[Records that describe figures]
######
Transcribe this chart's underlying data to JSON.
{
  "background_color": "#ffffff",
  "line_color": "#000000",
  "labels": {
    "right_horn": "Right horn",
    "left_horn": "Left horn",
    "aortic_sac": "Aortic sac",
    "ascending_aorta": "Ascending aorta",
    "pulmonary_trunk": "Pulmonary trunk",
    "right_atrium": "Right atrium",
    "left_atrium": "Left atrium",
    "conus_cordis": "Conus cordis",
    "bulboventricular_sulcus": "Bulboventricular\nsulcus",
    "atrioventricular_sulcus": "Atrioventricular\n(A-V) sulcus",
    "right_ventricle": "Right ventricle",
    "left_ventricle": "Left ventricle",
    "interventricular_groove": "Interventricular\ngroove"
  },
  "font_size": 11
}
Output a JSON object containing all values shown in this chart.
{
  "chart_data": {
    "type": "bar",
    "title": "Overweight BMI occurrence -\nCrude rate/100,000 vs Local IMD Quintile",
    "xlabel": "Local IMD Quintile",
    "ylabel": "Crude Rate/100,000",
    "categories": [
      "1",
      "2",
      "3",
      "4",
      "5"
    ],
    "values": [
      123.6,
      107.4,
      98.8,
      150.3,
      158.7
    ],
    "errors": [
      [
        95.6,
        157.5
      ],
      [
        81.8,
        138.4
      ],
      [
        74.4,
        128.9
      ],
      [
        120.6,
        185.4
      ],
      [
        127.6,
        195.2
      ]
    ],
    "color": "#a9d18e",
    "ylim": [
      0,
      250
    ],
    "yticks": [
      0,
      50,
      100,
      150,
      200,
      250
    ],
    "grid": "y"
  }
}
######
• What you have to do: Tally the lines of the listing in which the word "values" occurs, and state the total alone.

• Task solution: 2